TASK DESCRIPTION ▸
Locate the lines that hold the string "maintain". Copy every such line.
┌──
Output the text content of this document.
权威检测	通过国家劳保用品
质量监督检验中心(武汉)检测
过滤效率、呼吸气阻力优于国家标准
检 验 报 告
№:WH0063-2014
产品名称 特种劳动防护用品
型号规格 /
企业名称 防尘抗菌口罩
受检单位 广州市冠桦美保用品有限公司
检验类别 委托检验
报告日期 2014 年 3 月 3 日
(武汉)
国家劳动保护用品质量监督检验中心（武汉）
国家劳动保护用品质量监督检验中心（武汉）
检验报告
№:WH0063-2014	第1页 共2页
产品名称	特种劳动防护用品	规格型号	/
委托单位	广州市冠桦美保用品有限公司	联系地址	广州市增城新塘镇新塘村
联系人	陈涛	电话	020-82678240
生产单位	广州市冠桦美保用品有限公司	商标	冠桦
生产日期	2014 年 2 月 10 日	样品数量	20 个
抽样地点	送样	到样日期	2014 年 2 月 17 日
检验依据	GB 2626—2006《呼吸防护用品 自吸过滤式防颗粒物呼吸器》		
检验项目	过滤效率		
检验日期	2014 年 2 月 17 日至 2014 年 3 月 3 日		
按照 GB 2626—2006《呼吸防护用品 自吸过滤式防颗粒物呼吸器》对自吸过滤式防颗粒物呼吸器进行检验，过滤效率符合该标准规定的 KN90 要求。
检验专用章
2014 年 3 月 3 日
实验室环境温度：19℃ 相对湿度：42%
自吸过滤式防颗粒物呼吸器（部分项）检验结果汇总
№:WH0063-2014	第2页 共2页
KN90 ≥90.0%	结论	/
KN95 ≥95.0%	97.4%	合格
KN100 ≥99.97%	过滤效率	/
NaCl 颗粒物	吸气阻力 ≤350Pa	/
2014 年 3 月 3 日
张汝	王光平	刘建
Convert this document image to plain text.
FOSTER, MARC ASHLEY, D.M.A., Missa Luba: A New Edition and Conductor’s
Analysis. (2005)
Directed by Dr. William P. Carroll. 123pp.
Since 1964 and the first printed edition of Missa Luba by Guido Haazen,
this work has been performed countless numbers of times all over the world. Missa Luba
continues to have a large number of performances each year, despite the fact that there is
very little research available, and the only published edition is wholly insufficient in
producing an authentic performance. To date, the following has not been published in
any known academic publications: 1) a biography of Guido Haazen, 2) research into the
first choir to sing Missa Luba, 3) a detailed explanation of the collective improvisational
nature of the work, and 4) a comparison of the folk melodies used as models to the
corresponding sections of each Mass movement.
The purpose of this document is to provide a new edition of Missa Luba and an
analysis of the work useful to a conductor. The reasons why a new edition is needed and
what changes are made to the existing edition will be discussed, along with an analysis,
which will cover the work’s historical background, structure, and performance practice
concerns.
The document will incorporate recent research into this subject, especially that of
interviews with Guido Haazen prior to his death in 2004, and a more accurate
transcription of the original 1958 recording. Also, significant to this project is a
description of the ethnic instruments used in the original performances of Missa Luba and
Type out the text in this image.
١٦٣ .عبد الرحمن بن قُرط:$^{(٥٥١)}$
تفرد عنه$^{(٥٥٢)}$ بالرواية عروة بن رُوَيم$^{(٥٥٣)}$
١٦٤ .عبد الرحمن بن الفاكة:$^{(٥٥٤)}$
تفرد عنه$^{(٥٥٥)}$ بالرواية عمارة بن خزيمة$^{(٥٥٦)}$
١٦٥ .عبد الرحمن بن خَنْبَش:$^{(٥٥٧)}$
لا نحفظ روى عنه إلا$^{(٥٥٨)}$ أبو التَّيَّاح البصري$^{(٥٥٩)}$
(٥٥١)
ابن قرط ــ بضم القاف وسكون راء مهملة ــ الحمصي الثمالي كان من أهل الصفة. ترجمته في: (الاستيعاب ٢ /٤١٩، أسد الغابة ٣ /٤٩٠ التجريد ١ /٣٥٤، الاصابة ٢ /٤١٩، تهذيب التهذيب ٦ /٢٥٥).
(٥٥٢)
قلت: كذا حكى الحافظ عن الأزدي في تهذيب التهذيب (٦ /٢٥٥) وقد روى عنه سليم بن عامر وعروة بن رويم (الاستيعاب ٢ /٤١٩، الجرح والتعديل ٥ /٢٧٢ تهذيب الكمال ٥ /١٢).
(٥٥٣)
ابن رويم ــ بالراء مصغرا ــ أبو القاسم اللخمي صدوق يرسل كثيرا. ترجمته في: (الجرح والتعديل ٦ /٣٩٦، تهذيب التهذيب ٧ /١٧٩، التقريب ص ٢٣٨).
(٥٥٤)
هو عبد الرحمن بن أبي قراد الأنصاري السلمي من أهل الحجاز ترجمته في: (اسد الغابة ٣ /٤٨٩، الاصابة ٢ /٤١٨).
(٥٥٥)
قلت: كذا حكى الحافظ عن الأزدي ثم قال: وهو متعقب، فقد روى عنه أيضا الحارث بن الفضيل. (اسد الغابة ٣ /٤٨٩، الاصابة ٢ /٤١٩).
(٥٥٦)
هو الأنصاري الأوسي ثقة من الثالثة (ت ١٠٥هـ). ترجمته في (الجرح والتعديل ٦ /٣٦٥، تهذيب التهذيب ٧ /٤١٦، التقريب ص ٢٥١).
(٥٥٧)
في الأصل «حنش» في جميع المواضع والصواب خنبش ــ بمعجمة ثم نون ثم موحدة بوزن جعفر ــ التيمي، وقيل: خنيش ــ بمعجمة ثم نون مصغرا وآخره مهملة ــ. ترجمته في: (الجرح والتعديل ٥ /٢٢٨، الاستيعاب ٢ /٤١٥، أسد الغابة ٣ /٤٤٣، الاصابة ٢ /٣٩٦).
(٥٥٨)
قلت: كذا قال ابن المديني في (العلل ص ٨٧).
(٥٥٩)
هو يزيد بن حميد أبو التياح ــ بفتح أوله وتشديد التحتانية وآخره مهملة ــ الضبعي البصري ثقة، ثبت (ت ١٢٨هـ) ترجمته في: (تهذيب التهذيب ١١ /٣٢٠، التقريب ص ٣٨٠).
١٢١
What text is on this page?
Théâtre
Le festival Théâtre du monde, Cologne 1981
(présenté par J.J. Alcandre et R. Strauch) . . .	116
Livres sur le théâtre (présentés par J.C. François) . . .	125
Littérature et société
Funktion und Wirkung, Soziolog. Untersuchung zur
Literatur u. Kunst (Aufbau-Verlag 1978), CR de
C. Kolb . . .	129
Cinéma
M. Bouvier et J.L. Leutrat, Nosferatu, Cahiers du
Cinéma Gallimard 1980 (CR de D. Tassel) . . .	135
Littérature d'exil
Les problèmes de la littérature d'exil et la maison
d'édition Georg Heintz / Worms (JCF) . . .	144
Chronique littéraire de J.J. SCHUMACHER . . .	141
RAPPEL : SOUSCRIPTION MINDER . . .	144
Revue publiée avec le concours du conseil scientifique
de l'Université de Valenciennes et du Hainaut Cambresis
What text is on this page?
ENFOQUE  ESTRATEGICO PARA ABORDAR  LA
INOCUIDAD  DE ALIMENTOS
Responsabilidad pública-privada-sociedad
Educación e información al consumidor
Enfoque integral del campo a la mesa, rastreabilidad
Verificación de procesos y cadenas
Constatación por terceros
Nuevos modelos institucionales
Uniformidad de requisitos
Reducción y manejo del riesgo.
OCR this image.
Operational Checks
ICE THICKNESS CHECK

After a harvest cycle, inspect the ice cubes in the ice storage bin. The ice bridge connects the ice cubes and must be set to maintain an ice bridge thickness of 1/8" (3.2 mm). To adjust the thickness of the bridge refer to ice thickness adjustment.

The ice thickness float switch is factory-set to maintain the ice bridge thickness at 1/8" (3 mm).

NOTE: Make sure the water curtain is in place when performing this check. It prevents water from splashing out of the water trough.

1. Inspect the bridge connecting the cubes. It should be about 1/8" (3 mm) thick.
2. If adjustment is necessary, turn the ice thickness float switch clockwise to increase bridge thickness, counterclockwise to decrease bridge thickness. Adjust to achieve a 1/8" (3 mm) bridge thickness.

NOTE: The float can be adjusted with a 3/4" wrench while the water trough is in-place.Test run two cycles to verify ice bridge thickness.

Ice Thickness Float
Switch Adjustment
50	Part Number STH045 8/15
└──
EXERCISE SOLUTION ▸
After a harvest cycle, inspect the ice cubes in the ice storage bin. The ice bridge connects the ice cubes and must be set to maintain an ice bridge thickness of 1/8" (3.2 mm). To adjust the thickness of the bridge refer to ice thickness adjustment.
The ice thickness float switch is factory-set to maintain the ice bridge thickness at 1/8" (3 mm).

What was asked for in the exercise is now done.